Required task
Restate the full set of records exactly, word for word.

Chart and figure data:
******************************
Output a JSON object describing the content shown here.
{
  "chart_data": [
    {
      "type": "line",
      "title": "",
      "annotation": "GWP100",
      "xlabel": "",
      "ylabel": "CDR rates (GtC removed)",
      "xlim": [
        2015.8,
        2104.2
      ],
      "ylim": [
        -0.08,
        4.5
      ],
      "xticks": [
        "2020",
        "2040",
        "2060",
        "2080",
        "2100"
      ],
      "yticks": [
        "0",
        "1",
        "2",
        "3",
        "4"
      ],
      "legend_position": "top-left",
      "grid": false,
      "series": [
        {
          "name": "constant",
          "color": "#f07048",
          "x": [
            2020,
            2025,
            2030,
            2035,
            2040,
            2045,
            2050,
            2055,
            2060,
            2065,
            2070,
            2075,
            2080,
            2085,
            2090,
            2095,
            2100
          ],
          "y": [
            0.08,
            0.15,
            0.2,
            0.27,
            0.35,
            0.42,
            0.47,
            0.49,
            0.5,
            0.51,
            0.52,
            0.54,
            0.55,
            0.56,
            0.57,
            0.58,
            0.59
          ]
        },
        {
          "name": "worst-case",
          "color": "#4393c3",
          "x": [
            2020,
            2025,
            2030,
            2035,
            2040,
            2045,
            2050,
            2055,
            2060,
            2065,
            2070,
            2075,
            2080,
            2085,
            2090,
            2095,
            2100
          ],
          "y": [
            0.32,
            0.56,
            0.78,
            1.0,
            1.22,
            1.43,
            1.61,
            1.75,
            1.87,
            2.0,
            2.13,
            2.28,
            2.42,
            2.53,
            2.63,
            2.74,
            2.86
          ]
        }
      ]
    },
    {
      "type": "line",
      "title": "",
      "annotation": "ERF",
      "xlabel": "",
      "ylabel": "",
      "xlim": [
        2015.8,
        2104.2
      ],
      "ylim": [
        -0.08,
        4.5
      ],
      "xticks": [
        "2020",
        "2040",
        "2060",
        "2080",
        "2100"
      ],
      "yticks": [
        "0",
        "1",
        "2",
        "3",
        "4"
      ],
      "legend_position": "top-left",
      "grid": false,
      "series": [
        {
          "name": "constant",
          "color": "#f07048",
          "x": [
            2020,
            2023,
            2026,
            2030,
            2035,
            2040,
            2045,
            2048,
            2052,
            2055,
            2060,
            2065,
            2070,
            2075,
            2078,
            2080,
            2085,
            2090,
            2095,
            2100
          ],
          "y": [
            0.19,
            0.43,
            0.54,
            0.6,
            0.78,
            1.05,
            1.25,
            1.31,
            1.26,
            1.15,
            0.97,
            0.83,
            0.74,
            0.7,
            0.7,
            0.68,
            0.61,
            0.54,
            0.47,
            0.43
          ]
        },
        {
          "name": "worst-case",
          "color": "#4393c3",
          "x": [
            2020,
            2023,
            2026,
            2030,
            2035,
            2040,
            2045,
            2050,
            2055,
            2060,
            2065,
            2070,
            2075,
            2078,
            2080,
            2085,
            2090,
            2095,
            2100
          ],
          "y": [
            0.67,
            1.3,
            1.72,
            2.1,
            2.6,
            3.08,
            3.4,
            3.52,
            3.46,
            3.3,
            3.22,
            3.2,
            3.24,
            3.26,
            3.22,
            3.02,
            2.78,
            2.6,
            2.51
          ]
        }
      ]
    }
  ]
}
******************************
Solution for this task
Output a JSON object describing the content shown here.
{
  "chart_data": [
    {
      "type": "line",
      "title": "",
      "annotation": "GWP100",
      "xlabel": "",
      "ylabel": "CDR rates (GtC removed)",
      "xlim": [
        2015.8,
        2104.2
      ],
      "ylim": [
        -0.08,
        4.5
      ],
      "xticks": [
        "2020",
        "2040",
        "2060",
        "2080",
        "2100"
      ],
      "yticks": [
        "0",
        "1",
        "2",
        "3",
        "4"
      ],
      "legend_position": "top-left",
      "grid": false,
      "series": [
        {
          "name": "constant",
          "color": "#f07048",
          "x": [
            2020,
            2025,
            2030,
            2035,
            2040,
            2045,
            2050,
            2055,
            2060,
            2065,
            2070,
            2075,
            2080,
            2085,
            2090,
            2095,
            2100
          ],
          "y": [
            0.08,
            0.15,
            0.2,
            0.27,
            0.35,
            0.42,
            0.47,
            0.49,
            0.5,
            0.51,
            0.52,
            0.54,
            0.55,
            0.56,
            0.57,
            0.58,
            0.59
          ]
        },
        {
          "name": "worst-case",
          "color": "#4393c3",
          "x": [
            2020,
            2025,
            2030,
            2035,
            2040,
            2045,
            2050,
            2055,
            2060,
            2065,
            2070,
            2075,
            2080,
            2085,
            2090,
            2095,
            2100
          ],
          "y": [
            0.32,
            0.56,
            0.78,
            1.0,
            1.22,
            1.43,
            1.61,
            1.75,
            1.87,
            2.0,
            2.13,
            2.28,
            2.42,
            2.53,
            2.63,
            2.74,
            2.86
          ]
        }
      ]
    },
    {
      "type": "line",
      "title": "",
      "annotation": "ERF",
      "xlabel": "",
      "ylabel": "",
      "xlim": [
        2015.8,
        2104.2
      ],
      "ylim": [
        -0.08,
        4.5
      ],
      "xticks": [
        "2020",
        "2040",
        "2060",
        "2080",
        "2100"
      ],
      "yticks": [
        "0",
        "1",
        "2",
        "3",
        "4"
      ],
      "legend_position": "top-left",
      "grid": false,
      "series": [
        {
          "name": "constant",
          "color": "#f07048",
          "x": [
            2020,
            2023,
            2026,
            2030,
            2035,
            2040,
            2045,
            2048,
            2052,
            2055,
            2060,
            2065,
            2070,
            2075,
            2078,
            2080,
            2085,
            2090,
            2095,
            2100
          ],
          "y": [
            0.19,
            0.43,
            0.54,
            0.6,
            0.78,
            1.05,
            1.25,
            1.31,
            1.26,
            1.15,
            0.97,
            0.83,
            0.74,
            0.7,
            0.7,
            0.68,
            0.61,
            0.54,
            0.47,
            0.43
          ]
        },
        {
          "name": "worst-case",
          "color": "#4393c3",
          "x": [
            2020,
            2023,
            2026,
            2030,
            2035,
            2040,
            2045,
            2050,
            2055,
            2060,
            2065,
            2070,
            2075,
            2078,
            2080,
            2085,
            2090,
            2095,
            2100
          ],
          "y": [
            0.67,
            1.3,
            1.72,
            2.1,
            2.6,
            3.08,
            3.4,
            3.52,
            3.46,
            3.3,
            3.22,
            3.2,
            3.24,
            3.26,
            3.22,
            3.02,
            2.78,
            2.6,
            2.51
          ]
        }
      ]
    }
  ]
}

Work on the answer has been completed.